*Listing*
-- BEGIN --

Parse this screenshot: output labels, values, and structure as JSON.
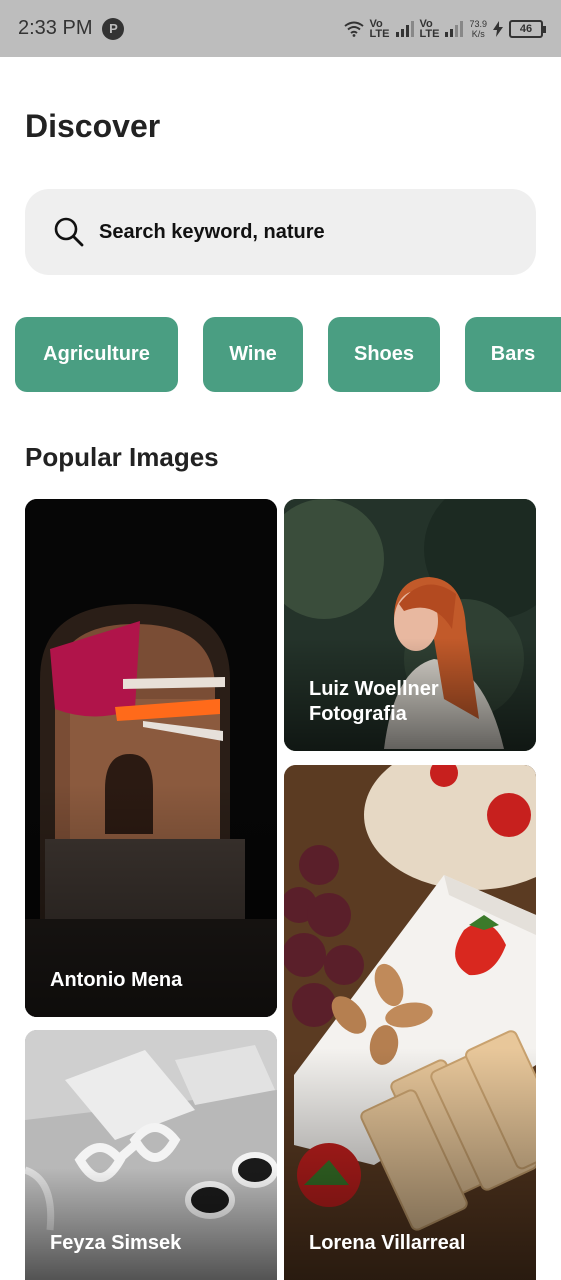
{
  "status_bar": {
    "time": "2:33 PM",
    "badge": "P",
    "net1_top": "Vo",
    "net1_bottom": "LTE",
    "net2_top": "Vo",
    "net2_bottom": "LTE",
    "speed_value": "73.9",
    "speed_unit": "K/s",
    "battery": "46"
  },
  "page": {
    "title": "Discover"
  },
  "search": {
    "placeholder": "Search keyword, nature"
  },
  "categories": [
    "Agriculture",
    "Wine",
    "Shoes",
    "Bars"
  ],
  "popular": {
    "title": "Popular Images",
    "items": [
      {
        "author": "Antonio Mena"
      },
      {
        "author": "Luiz Woellner Fotografia"
      },
      {
        "author": "Lorena Villarreal"
      },
      {
        "author": "Feyza Simsek"
      }
    ]
  },
  "colors": {
    "accent": "#4a9e82",
    "search_bg": "#efefef",
    "status_bg": "#bdbdbd"
  }
}
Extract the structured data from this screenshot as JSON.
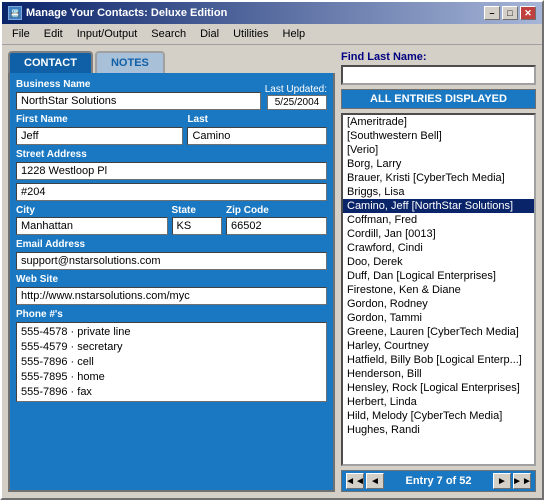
{
  "window": {
    "title": "Manage Your Contacts: Deluxe Edition",
    "icon": "📇"
  },
  "title_buttons": {
    "minimize": "–",
    "maximize": "□",
    "close": "✕"
  },
  "menu": {
    "items": [
      "File",
      "Edit",
      "Input/Output",
      "Search",
      "Dial",
      "Utilities",
      "Help"
    ]
  },
  "tabs": [
    {
      "id": "contact",
      "label": "CONTACT",
      "active": true
    },
    {
      "id": "notes",
      "label": "NOTES",
      "active": false
    }
  ],
  "form": {
    "business_name_label": "Business Name",
    "business_name_value": "NorthStar Solutions",
    "last_updated_label": "Last Updated:",
    "last_updated_value": "5/25/2004",
    "first_name_label": "First Name",
    "first_name_value": "Jeff",
    "last_name_label": "Last",
    "last_name_value": "Camino",
    "street_address_label": "Street Address",
    "street_address_value": "1228 Westloop Pl",
    "street_address2_value": "#204",
    "city_label": "City",
    "city_value": "Manhattan",
    "state_label": "State",
    "state_value": "KS",
    "zip_label": "Zip Code",
    "zip_value": "66502",
    "email_label": "Email Address",
    "email_value": "support@nstarsolutions.com",
    "website_label": "Web Site",
    "website_value": "http://www.nstarsolutions.com/myc",
    "phones_label": "Phone #'s",
    "phones": [
      "555-4578  · private line",
      "555-4579  · secretary",
      "555-7896  · cell",
      "555-7895  · home",
      "555-7896  · fax"
    ]
  },
  "right_panel": {
    "find_label": "Find Last Name:",
    "find_placeholder": "",
    "entries_header": "ALL ENTRIES DISPLAYED",
    "entries": [
      "[Ameritrade]",
      "[Southwestern Bell]",
      "[Verio]",
      "Borg, Larry",
      "Brauer, Kristi [CyberTech Media]",
      "Briggs, Lisa",
      "Camino, Jeff [NorthStar Solutions]",
      "Coffman, Fred",
      "Cordill, Jan [0013]",
      "Crawford, Cindi",
      "Doo, Derek",
      "Duff, Dan [Logical Enterprises]",
      "Firestone, Ken & Diane",
      "Gordon, Rodney",
      "Gordon, Tammi",
      "Greene, Lauren [CyberTech Media]",
      "Harley, Courtney",
      "Hatfield, Billy Bob [Logical Enterp...]",
      "Henderson, Bill",
      "Hensley, Rock [Logical Enterprises]",
      "Herbert, Linda",
      "Hild, Melody [CyberTech Media]",
      "Hughes, Randi"
    ],
    "selected_index": 6,
    "nav": {
      "first": "◄◄",
      "prev": "◄",
      "entry_text": "Entry 7 of 52",
      "next": "►",
      "last": "►►"
    }
  }
}
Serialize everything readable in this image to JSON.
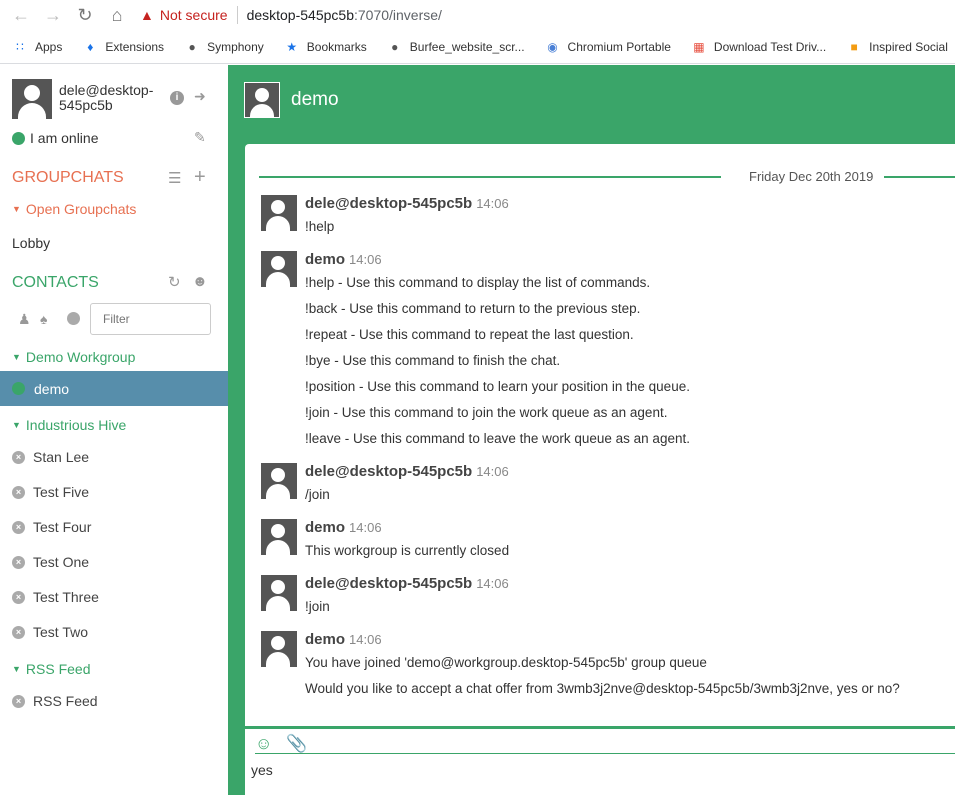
{
  "browser": {
    "security_text": "Not secure",
    "url_host": "desktop-545pc5b",
    "url_rest": ":7070/inverse/",
    "bookmarks": [
      {
        "label": "Apps",
        "icon": "apps-grid-icon"
      },
      {
        "label": "Extensions",
        "icon": "puzzle-icon"
      },
      {
        "label": "Symphony",
        "icon": "globe-icon"
      },
      {
        "label": "Bookmarks",
        "icon": "star-icon"
      },
      {
        "label": "Burfee_website_scr...",
        "icon": "globe-icon"
      },
      {
        "label": "Chromium Portable",
        "icon": "chromium-icon"
      },
      {
        "label": "Download Test Driv...",
        "icon": "windows-icon"
      },
      {
        "label": "Inspired Social",
        "icon": "inspired-icon"
      }
    ]
  },
  "sidebar": {
    "profile_name": "dele@desktop-545pc5b",
    "status_text": "I am online",
    "groupchats_title": "GROUPCHATS",
    "open_groupchats_label": "Open Groupchats",
    "lobby_label": "Lobby",
    "contacts_title": "CONTACTS",
    "filter_placeholder": "Filter",
    "groups": {
      "demo_workgroup": "Demo Workgroup",
      "industrious_hive": "Industrious Hive",
      "rss_feed": "RSS Feed"
    },
    "active_contact": "demo",
    "hive_contacts": [
      "Stan Lee",
      "Test Five",
      "Test Four",
      "Test One",
      "Test Three",
      "Test Two"
    ],
    "rss_contact": "RSS Feed"
  },
  "chat": {
    "title": "demo",
    "day_label": "Friday Dec 20th 2019",
    "messages": [
      {
        "author": "dele@desktop-545pc5b",
        "time": "14:06",
        "lines": [
          "!help"
        ]
      },
      {
        "author": "demo",
        "time": "14:06",
        "lines": [
          "!help - Use this command to display the list of commands.",
          "!back - Use this command to return to the previous step.",
          "!repeat - Use this command to repeat the last question.",
          "!bye - Use this command to finish the chat.",
          "!position - Use this command to learn your position in the queue.",
          "!join - Use this command to join the work queue as an agent.",
          "!leave - Use this command to leave the work queue as an agent."
        ]
      },
      {
        "author": "dele@desktop-545pc5b",
        "time": "14:06",
        "lines": [
          "/join"
        ]
      },
      {
        "author": "demo",
        "time": "14:06",
        "lines": [
          "This workgroup is currently closed"
        ]
      },
      {
        "author": "dele@desktop-545pc5b",
        "time": "14:06",
        "lines": [
          "!join"
        ]
      },
      {
        "author": "demo",
        "time": "14:06",
        "lines": [
          "You have joined 'demo@workgroup.desktop-545pc5b' group queue",
          "Would you like to accept a chat offer from 3wmb3j2nve@desktop-545pc5b/3wmb3j2nve, yes or no?"
        ]
      }
    ],
    "composer_text": "yes"
  },
  "colors": {
    "brand_green": "#3aa569",
    "accent_red": "#e77051",
    "active_blue": "#578eab"
  }
}
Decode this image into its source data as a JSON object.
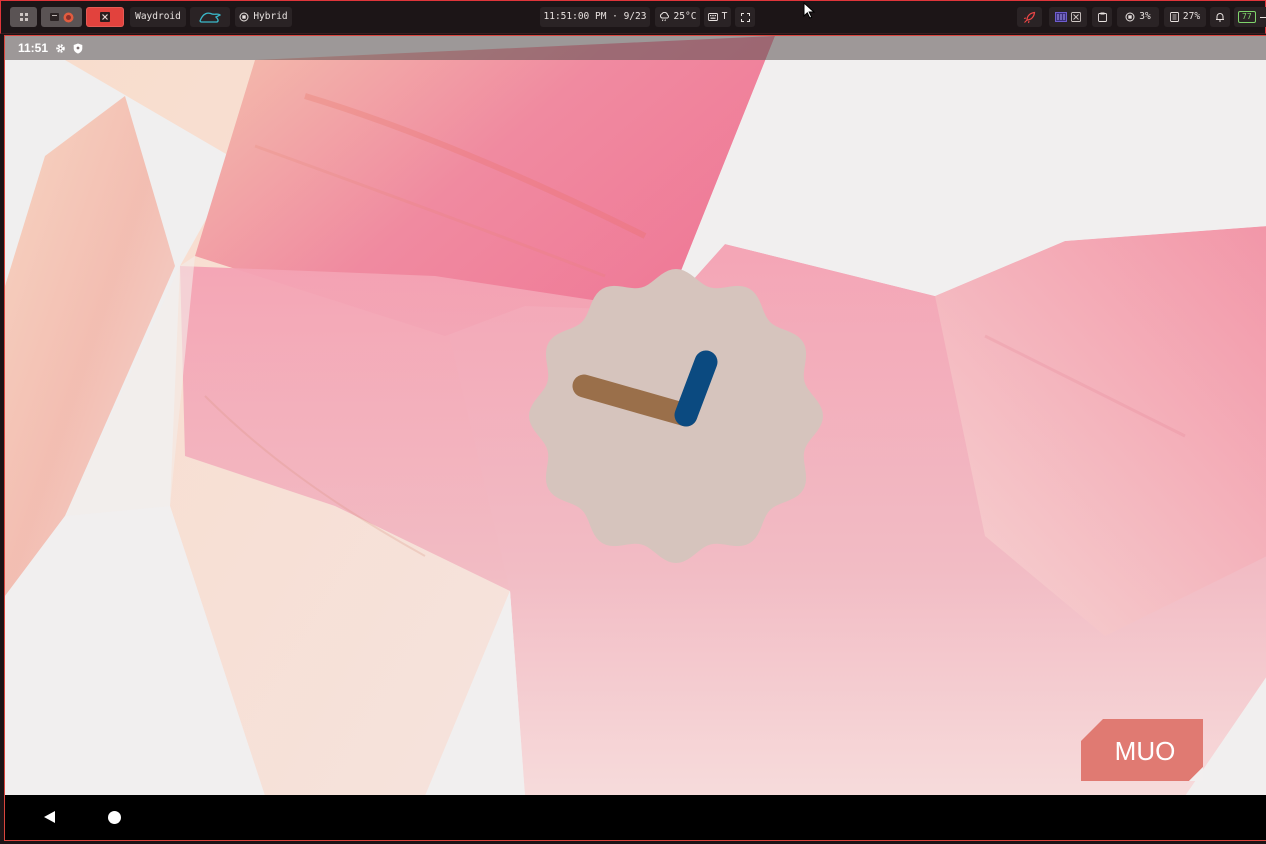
{
  "topbar": {
    "window_title": "Waydroid",
    "mode_label": "Hybrid",
    "datetime": "11:51:00 PM · 9/23",
    "weather": "25°C",
    "keyboard_layout": "T",
    "cpu": "3%",
    "memory": "27%",
    "battery": "77"
  },
  "android": {
    "status_time": "11:51"
  },
  "watermark": {
    "text": "MUO"
  },
  "colors": {
    "bar_bg": "#1c1517",
    "accent_red": "#e2423d",
    "clock_face": "#d6c4bd",
    "hour_hand": "#9a6f4a",
    "minute_hand": "#0b4a80",
    "watermark_bg": "#e07a72"
  }
}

-- END --

*Problem description*
Print the entries above exactly, taking out only the pictures.

*Exercise result*
Parse this screenshot: output labels, values, and structure as JSON.
{
  "status_bar": {
    "time": "2:33 PM",
    "badge": "P",
    "net1_top": "Vo",
    "net1_bottom": "LTE",
    "net2_top": "Vo",
    "net2_bottom": "LTE",
    "speed_value": "73.9",
    "speed_unit": "K/s",
    "battery": "46"
  },
  "page": {
    "title": "Discover"
  },
  "search": {
    "placeholder": "Search keyword, nature"
  },
  "categories": [
    "Agriculture",
    "Wine",
    "Shoes",
    "Bars"
  ],
  "popular": {
    "title": "Popular Images",
    "items": [
      {
        "author": "Antonio Mena"
      },
      {
        "author": "Luiz Woellner Fotografia"
      },
      {
        "author": "Lorena Villarreal"
      },
      {
        "author": "Feyza Simsek"
      }
    ]
  },
  "colors": {
    "accent": "#4a9e82",
    "search_bg": "#efefef",
    "status_bg": "#bdbdbd"
  }
}
Extract the structured data from this screenshot as JSON.
{
  "window": {
    "title": "Manage Your Contacts: Deluxe Edition",
    "icon": "📇"
  },
  "title_buttons": {
    "minimize": "–",
    "maximize": "□",
    "close": "✕"
  },
  "menu": {
    "items": [
      "File",
      "Edit",
      "Input/Output",
      "Search",
      "Dial",
      "Utilities",
      "Help"
    ]
  },
  "tabs": [
    {
      "id": "contact",
      "label": "CONTACT",
      "active": true
    },
    {
      "id": "notes",
      "label": "NOTES",
      "active": false
    }
  ],
  "form": {
    "business_name_label": "Business Name",
    "business_name_value": "NorthStar Solutions",
    "last_updated_label": "Last Updated:",
    "last_updated_value": "5/25/2004",
    "first_name_label": "First Name",
    "first_name_value": "Jeff",
    "last_name_label": "Last",
    "last_name_value": "Camino",
    "street_address_label": "Street Address",
    "street_address_value": "1228 Westloop Pl",
    "street_address2_value": "#204",
    "city_label": "City",
    "city_value": "Manhattan",
    "state_label": "State",
    "state_value": "KS",
    "zip_label": "Zip Code",
    "zip_value": "66502",
    "email_label": "Email Address",
    "email_value": "support@nstarsolutions.com",
    "website_label": "Web Site",
    "website_value": "http://www.nstarsolutions.com/myc",
    "phones_label": "Phone #'s",
    "phones": [
      "555-4578  · private line",
      "555-4579  · secretary",
      "555-7896  · cell",
      "555-7895  · home",
      "555-7896  · fax"
    ]
  },
  "right_panel": {
    "find_label": "Find Last Name:",
    "find_placeholder": "",
    "entries_header": "ALL ENTRIES DISPLAYED",
    "entries": [
      "[Ameritrade]",
      "[Southwestern Bell]",
      "[Verio]",
      "Borg, Larry",
      "Brauer, Kristi [CyberTech Media]",
      "Briggs, Lisa",
      "Camino, Jeff [NorthStar Solutions]",
      "Coffman, Fred",
      "Cordill, Jan [0013]",
      "Crawford, Cindi",
      "Doo, Derek",
      "Duff, Dan [Logical Enterprises]",
      "Firestone, Ken & Diane",
      "Gordon, Rodney",
      "Gordon, Tammi",
      "Greene, Lauren [CyberTech Media]",
      "Harley, Courtney",
      "Hatfield, Billy Bob [Logical Enterp...]",
      "Henderson, Bill",
      "Hensley, Rock [Logical Enterprises]",
      "Herbert, Linda",
      "Hild, Melody [CyberTech Media]",
      "Hughes, Randi"
    ],
    "selected_index": 6,
    "nav": {
      "first": "◄◄",
      "prev": "◄",
      "entry_text": "Entry 7 of 52",
      "next": "►",
      "last": "►►"
    }
  }
}
Serialize everything readable in this image to JSON.
{
  "browser": {
    "security_text": "Not secure",
    "url_host": "desktop-545pc5b",
    "url_rest": ":7070/inverse/",
    "bookmarks": [
      {
        "label": "Apps",
        "icon": "apps-grid-icon"
      },
      {
        "label": "Extensions",
        "icon": "puzzle-icon"
      },
      {
        "label": "Symphony",
        "icon": "globe-icon"
      },
      {
        "label": "Bookmarks",
        "icon": "star-icon"
      },
      {
        "label": "Burfee_website_scr...",
        "icon": "globe-icon"
      },
      {
        "label": "Chromium Portable",
        "icon": "chromium-icon"
      },
      {
        "label": "Download Test Driv...",
        "icon": "windows-icon"
      },
      {
        "label": "Inspired Social",
        "icon": "inspired-icon"
      }
    ]
  },
  "sidebar": {
    "profile_name": "dele@desktop-545pc5b",
    "status_text": "I am online",
    "groupchats_title": "GROUPCHATS",
    "open_groupchats_label": "Open Groupchats",
    "lobby_label": "Lobby",
    "contacts_title": "CONTACTS",
    "filter_placeholder": "Filter",
    "groups": {
      "demo_workgroup": "Demo Workgroup",
      "industrious_hive": "Industrious Hive",
      "rss_feed": "RSS Feed"
    },
    "active_contact": "demo",
    "hive_contacts": [
      "Stan Lee",
      "Test Five",
      "Test Four",
      "Test One",
      "Test Three",
      "Test Two"
    ],
    "rss_contact": "RSS Feed"
  },
  "chat": {
    "title": "demo",
    "day_label": "Friday Dec 20th 2019",
    "messages": [
      {
        "author": "dele@desktop-545pc5b",
        "time": "14:06",
        "lines": [
          "!help"
        ]
      },
      {
        "author": "demo",
        "time": "14:06",
        "lines": [
          "!help - Use this command to display the list of commands.",
          "!back - Use this command to return to the previous step.",
          "!repeat - Use this command to repeat the last question.",
          "!bye - Use this command to finish the chat.",
          "!position - Use this command to learn your position in the queue.",
          "!join - Use this command to join the work queue as an agent.",
          "!leave - Use this command to leave the work queue as an agent."
        ]
      },
      {
        "author": "dele@desktop-545pc5b",
        "time": "14:06",
        "lines": [
          "/join"
        ]
      },
      {
        "author": "demo",
        "time": "14:06",
        "lines": [
          "This workgroup is currently closed"
        ]
      },
      {
        "author": "dele@desktop-545pc5b",
        "time": "14:06",
        "lines": [
          "!join"
        ]
      },
      {
        "author": "demo",
        "time": "14:06",
        "lines": [
          "You have joined 'demo@workgroup.desktop-545pc5b' group queue",
          "Would you like to accept a chat offer from 3wmb3j2nve@desktop-545pc5b/3wmb3j2nve, yes or no?"
        ]
      }
    ],
    "composer_text": "yes"
  },
  "colors": {
    "brand_green": "#3aa569",
    "accent_red": "#e77051",
    "active_blue": "#578eab"
  }
}
Decode this image into its source data as a JSON object.
{
  "topbar": {
    "window_title": "Waydroid",
    "mode_label": "Hybrid",
    "datetime": "11:51:00 PM · 9/23",
    "weather": "25°C",
    "keyboard_layout": "T",
    "cpu": "3%",
    "memory": "27%",
    "battery": "77"
  },
  "android": {
    "status_time": "11:51"
  },
  "watermark": {
    "text": "MUO"
  },
  "colors": {
    "bar_bg": "#1c1517",
    "accent_red": "#e2423d",
    "clock_face": "#d6c4bd",
    "hour_hand": "#9a6f4a",
    "minute_hand": "#0b4a80",
    "watermark_bg": "#e07a72"
  }
}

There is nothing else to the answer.